Exercise instructions » Reproduce the rows below with every "Energy Efficiency Rating" changed to "Energy Performance Rating", leaving everything else the same.

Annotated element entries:
• • • • •
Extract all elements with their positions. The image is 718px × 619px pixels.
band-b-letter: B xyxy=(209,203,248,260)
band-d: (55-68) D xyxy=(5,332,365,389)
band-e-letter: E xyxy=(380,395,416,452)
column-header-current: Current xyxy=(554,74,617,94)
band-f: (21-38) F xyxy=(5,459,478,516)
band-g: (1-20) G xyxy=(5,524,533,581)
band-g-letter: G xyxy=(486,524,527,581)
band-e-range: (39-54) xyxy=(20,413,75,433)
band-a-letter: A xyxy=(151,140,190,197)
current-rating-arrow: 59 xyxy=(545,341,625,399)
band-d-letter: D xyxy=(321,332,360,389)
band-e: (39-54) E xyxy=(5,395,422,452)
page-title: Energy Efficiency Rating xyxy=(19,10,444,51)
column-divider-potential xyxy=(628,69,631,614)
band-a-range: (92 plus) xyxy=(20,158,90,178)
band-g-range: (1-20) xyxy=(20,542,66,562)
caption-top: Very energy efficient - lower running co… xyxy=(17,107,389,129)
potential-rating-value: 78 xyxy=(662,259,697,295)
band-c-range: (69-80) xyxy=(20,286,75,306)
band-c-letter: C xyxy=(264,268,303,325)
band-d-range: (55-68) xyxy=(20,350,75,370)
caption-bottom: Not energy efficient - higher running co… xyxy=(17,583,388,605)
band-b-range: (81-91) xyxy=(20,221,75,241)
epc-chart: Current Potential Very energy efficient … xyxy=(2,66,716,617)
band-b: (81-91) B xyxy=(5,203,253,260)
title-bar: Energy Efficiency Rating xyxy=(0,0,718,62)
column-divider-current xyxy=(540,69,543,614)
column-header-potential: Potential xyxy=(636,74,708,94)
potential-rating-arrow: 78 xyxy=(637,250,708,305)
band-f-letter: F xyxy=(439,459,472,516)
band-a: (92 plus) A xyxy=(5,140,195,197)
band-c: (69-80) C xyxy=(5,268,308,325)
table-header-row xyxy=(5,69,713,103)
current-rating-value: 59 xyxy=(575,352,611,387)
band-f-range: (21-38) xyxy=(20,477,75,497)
• • • • •
Finished task »
Extract all elements with their positions. The image is 718px × 619px pixels.
band-b-letter: B xyxy=(209,203,248,260)
band-d: (55-68) D xyxy=(5,332,365,389)
band-e-letter: E xyxy=(380,395,416,452)
column-header-current: Current xyxy=(554,74,617,94)
band-f: (21-38) F xyxy=(5,459,478,516)
band-g: (1-20) G xyxy=(5,524,533,581)
band-g-letter: G xyxy=(486,524,527,581)
band-e-range: (39-54) xyxy=(20,413,75,433)
band-a-letter: A xyxy=(151,140,190,197)
current-rating-arrow: 59 xyxy=(545,341,625,399)
band-d-letter: D xyxy=(321,332,360,389)
band-e: (39-54) E xyxy=(5,395,422,452)
page-title: Energy Performance Rating xyxy=(19,10,444,51)
column-divider-potential xyxy=(628,69,631,614)
band-a-range: (92 plus) xyxy=(20,158,90,178)
band-g-range: (1-20) xyxy=(20,542,66,562)
caption-top: Very energy efficient - lower running co… xyxy=(17,107,389,129)
potential-rating-value: 78 xyxy=(662,259,697,295)
band-c-range: (69-80) xyxy=(20,286,75,306)
band-c-letter: C xyxy=(264,268,303,325)
band-d-range: (55-68) xyxy=(20,350,75,370)
caption-bottom: Not energy efficient - higher running co… xyxy=(17,583,388,605)
band-b-range: (81-91) xyxy=(20,221,75,241)
epc-chart: Current Potential Very energy efficient … xyxy=(2,66,716,617)
band-b: (81-91) B xyxy=(5,203,253,260)
title-bar: Energy Performance Rating xyxy=(0,0,718,62)
column-divider-current xyxy=(540,69,543,614)
column-header-potential: Potential xyxy=(636,74,708,94)
potential-rating-arrow: 78 xyxy=(637,250,708,305)
band-f-letter: F xyxy=(439,459,472,516)
band-a: (92 plus) A xyxy=(5,140,195,197)
band-c: (69-80) C xyxy=(5,268,308,325)
table-header-row xyxy=(5,69,713,103)
current-rating-value: 59 xyxy=(575,352,611,387)
band-f-range: (21-38) xyxy=(20,477,75,497)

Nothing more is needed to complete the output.